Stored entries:
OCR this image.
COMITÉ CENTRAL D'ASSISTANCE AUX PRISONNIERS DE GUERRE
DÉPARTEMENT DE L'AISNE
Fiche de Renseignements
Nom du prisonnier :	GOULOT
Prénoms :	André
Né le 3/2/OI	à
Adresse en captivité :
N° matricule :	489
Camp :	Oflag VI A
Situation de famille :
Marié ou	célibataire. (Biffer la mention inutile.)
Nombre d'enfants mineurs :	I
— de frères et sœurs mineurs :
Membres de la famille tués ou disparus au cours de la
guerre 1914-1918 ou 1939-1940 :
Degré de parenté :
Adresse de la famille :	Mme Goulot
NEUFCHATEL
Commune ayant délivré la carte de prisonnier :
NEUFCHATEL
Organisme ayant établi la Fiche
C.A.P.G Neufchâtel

REQUIREMENTS →
Using the listing above, show each line holding the string "Fiche".

COMPLETED EXERCISE →
Fiche de Renseignements
Organisme ayant établi la Fiche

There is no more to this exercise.